Extract each line of the records below that contains the word "JSON".

+++ GIVEN INFORMATION +++

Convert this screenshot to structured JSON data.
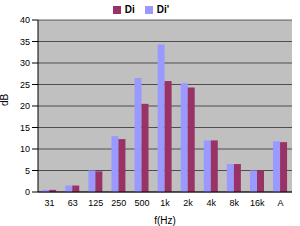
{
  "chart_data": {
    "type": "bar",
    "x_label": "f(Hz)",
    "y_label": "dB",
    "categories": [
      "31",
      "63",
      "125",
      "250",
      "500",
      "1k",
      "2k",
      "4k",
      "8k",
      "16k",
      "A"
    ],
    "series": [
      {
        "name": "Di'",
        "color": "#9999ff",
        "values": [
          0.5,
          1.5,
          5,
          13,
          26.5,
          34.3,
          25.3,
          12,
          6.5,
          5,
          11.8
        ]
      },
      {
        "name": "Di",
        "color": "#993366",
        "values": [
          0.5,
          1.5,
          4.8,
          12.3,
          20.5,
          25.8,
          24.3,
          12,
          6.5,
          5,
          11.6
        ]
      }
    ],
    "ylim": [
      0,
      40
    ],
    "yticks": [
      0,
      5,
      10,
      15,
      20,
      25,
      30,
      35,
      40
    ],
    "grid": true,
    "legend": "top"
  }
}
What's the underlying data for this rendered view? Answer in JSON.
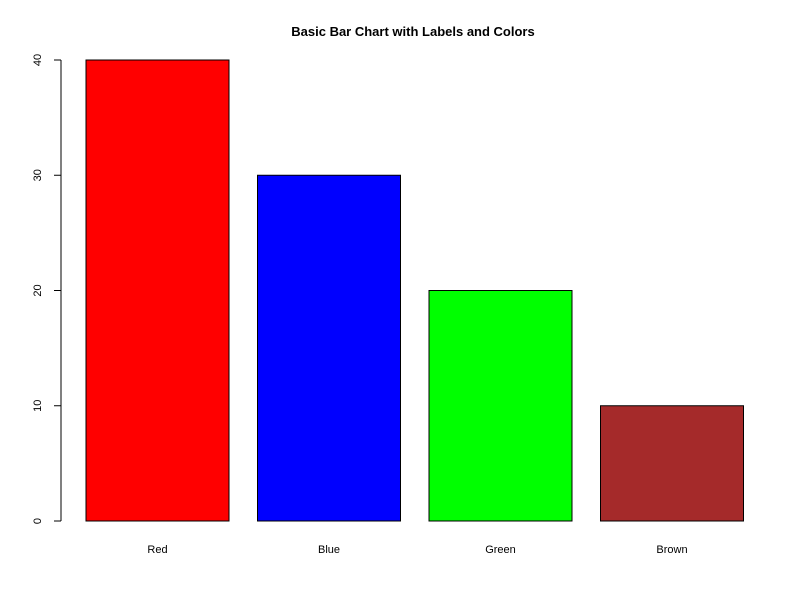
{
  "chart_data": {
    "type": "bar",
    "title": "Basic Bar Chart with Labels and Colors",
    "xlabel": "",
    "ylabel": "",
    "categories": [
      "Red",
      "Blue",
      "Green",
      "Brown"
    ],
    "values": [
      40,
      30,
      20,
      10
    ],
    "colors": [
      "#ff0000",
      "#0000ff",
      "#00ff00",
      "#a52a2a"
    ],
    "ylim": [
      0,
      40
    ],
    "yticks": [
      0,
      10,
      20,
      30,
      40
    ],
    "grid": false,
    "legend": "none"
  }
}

+++
+++ GIVEN INFORMATION +++

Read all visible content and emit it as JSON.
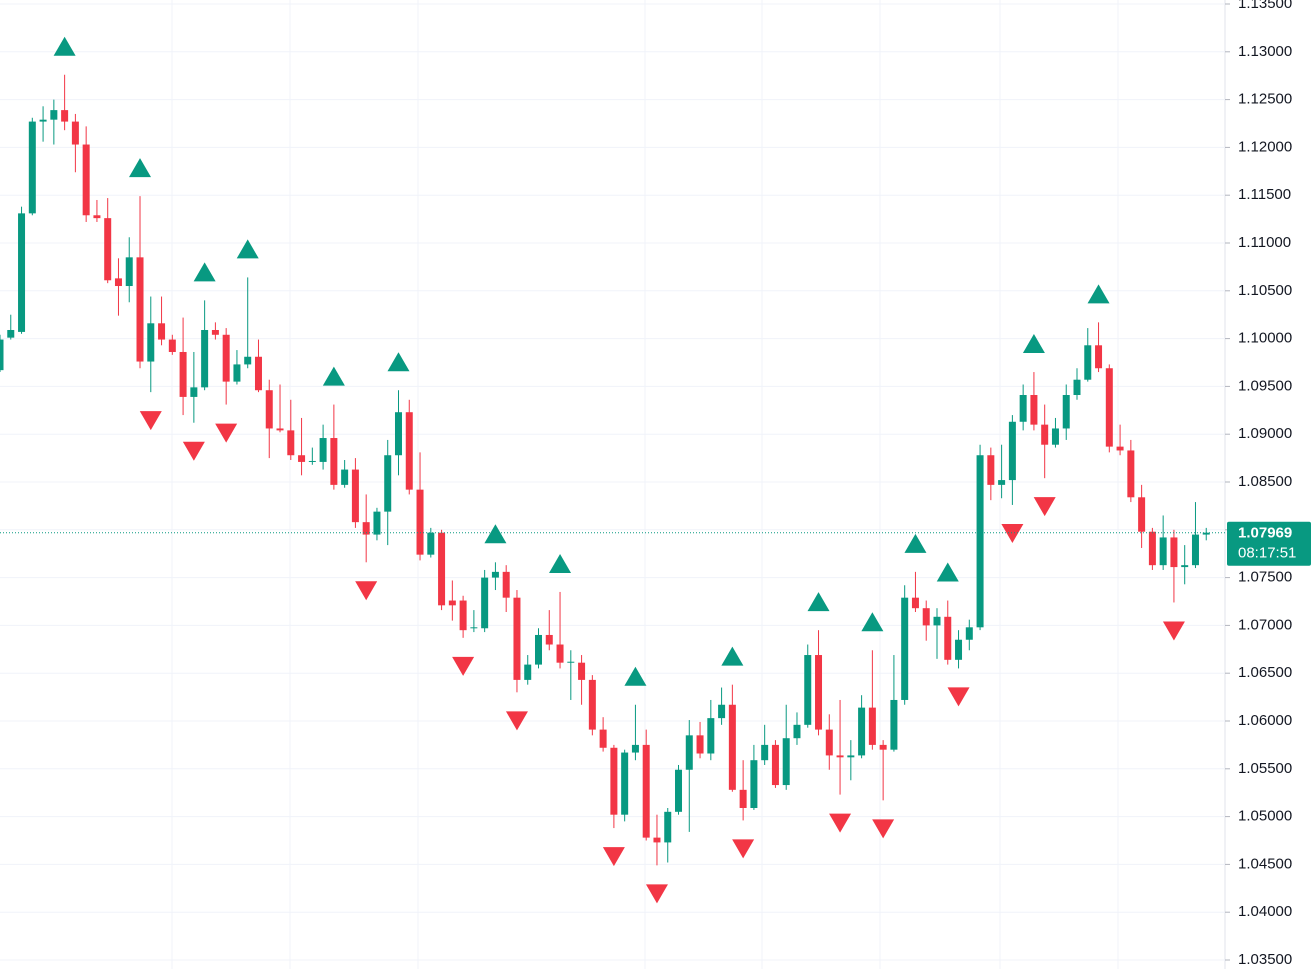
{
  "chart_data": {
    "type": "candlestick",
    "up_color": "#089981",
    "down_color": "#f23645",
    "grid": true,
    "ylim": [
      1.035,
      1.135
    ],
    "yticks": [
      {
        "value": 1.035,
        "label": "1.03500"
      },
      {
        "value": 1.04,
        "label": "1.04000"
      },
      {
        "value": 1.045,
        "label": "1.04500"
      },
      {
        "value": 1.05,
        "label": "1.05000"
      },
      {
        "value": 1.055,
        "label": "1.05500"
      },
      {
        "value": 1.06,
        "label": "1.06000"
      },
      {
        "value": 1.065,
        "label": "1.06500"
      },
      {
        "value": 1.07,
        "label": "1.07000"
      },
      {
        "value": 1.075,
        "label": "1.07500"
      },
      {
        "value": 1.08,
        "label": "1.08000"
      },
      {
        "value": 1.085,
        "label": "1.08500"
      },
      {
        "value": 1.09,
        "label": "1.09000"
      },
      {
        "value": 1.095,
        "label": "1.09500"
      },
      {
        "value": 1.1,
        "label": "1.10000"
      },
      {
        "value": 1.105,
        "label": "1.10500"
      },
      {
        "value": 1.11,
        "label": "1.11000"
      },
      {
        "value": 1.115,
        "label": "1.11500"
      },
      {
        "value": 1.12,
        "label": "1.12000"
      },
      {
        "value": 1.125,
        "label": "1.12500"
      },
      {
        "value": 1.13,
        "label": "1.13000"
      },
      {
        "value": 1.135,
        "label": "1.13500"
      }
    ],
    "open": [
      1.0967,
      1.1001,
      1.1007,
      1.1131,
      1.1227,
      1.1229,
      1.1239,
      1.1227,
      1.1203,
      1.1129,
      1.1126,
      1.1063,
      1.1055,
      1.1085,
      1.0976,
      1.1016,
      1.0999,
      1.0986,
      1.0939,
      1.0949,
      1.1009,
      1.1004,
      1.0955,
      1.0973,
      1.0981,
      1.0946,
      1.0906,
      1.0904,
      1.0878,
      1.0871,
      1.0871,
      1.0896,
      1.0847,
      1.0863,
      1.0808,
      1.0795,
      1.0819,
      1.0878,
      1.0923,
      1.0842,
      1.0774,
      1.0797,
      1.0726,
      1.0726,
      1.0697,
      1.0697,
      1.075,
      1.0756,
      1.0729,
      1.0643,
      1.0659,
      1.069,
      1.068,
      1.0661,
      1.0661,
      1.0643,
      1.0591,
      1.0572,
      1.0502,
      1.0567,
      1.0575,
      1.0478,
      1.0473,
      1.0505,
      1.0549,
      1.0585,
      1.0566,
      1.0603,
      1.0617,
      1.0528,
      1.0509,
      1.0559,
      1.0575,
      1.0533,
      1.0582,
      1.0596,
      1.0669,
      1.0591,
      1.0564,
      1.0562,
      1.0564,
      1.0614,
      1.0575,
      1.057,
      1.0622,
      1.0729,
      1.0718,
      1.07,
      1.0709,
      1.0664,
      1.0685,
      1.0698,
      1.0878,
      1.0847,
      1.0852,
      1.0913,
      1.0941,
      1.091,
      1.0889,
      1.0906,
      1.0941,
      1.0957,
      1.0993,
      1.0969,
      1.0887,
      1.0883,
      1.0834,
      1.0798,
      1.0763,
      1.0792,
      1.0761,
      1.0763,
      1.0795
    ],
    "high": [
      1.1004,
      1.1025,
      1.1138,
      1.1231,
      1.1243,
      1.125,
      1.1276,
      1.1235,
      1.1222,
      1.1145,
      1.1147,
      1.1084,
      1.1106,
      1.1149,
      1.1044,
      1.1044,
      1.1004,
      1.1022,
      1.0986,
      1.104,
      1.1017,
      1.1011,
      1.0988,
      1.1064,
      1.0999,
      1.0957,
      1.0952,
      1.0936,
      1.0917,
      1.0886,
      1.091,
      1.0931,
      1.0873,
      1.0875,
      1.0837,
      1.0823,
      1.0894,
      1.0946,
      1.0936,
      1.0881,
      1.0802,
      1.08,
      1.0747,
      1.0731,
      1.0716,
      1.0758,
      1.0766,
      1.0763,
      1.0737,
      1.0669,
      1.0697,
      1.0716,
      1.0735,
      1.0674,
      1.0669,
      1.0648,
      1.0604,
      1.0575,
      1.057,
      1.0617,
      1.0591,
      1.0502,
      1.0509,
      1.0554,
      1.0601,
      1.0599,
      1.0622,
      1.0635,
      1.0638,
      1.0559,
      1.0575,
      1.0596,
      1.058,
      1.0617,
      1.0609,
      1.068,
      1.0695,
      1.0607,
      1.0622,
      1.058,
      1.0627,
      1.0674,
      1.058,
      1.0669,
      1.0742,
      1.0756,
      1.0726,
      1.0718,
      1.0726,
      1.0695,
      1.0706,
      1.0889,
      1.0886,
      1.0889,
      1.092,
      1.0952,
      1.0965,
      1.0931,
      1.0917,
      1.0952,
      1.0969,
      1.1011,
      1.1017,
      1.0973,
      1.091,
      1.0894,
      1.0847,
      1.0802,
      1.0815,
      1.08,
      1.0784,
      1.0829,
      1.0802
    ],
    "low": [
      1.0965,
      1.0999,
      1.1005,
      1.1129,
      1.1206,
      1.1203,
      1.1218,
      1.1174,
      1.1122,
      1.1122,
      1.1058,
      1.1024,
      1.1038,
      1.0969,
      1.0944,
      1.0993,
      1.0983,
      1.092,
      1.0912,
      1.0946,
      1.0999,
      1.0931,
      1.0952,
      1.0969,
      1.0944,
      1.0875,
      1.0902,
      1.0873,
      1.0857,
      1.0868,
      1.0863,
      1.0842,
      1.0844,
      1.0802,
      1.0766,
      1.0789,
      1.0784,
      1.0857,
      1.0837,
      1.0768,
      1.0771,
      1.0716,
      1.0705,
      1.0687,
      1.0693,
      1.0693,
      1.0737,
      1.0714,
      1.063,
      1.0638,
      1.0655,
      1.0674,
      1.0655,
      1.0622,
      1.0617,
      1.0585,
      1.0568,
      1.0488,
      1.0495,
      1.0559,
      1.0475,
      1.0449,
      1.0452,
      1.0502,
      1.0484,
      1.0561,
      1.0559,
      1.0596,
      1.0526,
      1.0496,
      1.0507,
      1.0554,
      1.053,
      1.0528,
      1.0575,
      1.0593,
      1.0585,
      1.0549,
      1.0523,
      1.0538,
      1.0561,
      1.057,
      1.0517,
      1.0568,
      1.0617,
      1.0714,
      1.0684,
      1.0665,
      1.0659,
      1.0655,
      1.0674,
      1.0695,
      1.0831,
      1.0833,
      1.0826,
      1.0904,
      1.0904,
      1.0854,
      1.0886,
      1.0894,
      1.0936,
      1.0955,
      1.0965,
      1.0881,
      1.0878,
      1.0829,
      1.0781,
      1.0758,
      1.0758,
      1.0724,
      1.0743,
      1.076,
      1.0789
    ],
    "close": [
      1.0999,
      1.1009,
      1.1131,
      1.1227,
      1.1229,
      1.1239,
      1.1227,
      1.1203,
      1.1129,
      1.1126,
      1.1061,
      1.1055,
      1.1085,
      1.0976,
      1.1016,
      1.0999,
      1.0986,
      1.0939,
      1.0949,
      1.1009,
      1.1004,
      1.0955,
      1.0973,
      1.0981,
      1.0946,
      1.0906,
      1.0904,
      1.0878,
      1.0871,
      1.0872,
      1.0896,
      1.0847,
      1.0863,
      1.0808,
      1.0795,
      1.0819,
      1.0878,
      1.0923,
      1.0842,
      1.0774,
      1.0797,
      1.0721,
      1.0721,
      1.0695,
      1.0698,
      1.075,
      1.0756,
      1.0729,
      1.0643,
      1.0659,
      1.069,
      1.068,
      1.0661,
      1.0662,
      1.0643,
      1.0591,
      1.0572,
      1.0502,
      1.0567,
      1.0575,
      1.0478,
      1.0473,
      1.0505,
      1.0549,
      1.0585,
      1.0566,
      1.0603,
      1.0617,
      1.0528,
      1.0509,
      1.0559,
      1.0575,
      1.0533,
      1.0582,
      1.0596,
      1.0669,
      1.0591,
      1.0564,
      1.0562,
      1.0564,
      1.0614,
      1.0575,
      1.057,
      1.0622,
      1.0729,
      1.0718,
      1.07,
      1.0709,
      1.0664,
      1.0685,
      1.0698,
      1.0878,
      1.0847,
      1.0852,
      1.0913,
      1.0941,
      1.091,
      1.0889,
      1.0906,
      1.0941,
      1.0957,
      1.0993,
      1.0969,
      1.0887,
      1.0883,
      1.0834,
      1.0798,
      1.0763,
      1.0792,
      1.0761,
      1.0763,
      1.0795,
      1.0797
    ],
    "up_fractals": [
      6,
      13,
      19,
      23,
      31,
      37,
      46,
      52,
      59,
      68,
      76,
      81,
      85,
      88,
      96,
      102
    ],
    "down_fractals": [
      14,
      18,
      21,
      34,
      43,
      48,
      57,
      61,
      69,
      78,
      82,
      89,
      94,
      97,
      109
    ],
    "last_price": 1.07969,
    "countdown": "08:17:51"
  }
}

+++
+++ GIVEN INFORMATION +++

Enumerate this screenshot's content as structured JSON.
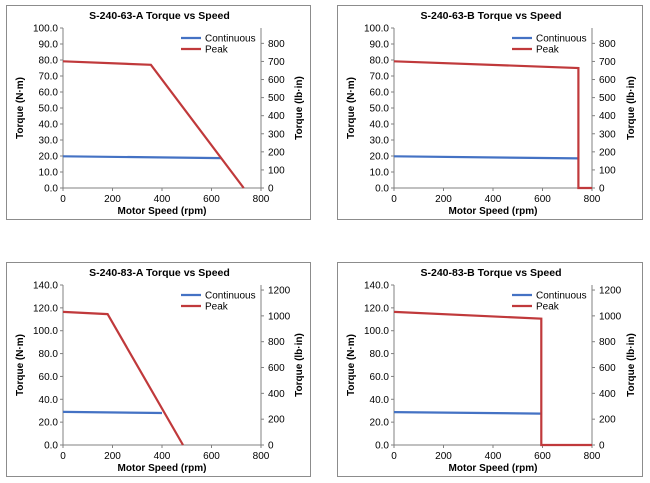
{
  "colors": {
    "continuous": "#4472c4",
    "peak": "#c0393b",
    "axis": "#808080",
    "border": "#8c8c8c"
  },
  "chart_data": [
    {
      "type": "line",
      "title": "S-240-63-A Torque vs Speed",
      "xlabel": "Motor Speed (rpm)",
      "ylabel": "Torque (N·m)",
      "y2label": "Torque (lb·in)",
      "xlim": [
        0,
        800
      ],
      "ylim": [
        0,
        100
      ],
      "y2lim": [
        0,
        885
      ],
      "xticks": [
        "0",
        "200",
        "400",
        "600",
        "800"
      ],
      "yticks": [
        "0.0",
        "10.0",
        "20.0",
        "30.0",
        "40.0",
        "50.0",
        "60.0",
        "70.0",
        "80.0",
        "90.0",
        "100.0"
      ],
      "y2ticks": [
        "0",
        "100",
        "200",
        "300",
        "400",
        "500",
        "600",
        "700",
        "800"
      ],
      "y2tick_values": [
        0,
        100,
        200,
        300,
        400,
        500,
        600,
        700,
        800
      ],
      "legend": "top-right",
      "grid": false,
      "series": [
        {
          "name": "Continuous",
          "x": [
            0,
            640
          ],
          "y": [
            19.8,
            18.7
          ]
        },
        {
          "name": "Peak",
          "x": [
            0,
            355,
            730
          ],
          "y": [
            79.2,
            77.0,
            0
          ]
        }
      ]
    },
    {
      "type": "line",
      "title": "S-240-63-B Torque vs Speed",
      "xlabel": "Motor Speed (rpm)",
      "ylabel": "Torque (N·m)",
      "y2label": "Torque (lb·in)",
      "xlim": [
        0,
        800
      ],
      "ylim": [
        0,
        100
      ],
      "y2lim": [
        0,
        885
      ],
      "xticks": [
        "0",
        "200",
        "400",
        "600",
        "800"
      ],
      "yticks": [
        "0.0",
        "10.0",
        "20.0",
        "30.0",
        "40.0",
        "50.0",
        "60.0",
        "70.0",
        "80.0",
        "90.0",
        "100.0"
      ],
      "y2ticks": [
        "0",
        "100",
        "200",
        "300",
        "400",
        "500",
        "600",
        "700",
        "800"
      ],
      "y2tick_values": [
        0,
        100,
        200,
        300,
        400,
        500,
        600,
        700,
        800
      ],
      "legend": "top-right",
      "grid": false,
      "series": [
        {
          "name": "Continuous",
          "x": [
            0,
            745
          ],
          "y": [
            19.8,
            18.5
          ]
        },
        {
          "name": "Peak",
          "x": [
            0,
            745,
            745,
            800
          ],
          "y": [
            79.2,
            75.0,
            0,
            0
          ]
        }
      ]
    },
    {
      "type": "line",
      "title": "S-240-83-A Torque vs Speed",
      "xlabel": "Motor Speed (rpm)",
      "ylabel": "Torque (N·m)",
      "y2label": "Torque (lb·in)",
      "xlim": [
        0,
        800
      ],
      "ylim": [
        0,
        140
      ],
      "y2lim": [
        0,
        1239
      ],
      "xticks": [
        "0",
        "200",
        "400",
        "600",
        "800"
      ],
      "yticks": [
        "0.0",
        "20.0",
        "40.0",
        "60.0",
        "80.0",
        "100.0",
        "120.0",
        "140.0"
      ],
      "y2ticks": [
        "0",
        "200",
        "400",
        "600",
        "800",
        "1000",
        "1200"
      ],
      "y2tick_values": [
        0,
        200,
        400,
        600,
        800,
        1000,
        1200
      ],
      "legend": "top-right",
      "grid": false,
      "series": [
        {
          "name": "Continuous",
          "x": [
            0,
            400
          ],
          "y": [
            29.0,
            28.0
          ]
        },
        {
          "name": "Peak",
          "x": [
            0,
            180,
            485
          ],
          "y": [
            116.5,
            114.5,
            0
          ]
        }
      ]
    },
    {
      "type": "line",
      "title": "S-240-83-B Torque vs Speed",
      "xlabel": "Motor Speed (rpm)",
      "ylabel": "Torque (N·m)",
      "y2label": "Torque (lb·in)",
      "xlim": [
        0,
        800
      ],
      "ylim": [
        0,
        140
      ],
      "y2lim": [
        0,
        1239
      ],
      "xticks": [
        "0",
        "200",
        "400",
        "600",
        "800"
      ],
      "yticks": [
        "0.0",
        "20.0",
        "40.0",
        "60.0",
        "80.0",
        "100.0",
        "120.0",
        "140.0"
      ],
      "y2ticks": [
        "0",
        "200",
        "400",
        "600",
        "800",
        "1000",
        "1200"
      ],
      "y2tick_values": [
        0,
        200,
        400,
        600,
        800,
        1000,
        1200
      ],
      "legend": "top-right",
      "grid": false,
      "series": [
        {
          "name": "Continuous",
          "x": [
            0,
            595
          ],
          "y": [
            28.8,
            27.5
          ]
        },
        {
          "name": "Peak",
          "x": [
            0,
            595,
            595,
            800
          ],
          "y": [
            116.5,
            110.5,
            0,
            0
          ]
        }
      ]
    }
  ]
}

+++

### EXERCISE ANSWER
Convert this screenshot to structured JSON data.
What's the underlying data for this rendered view? Answer in JSON.
Read all visible content and emit it as JSON.
Enumerate this screenshot's content as structured JSON.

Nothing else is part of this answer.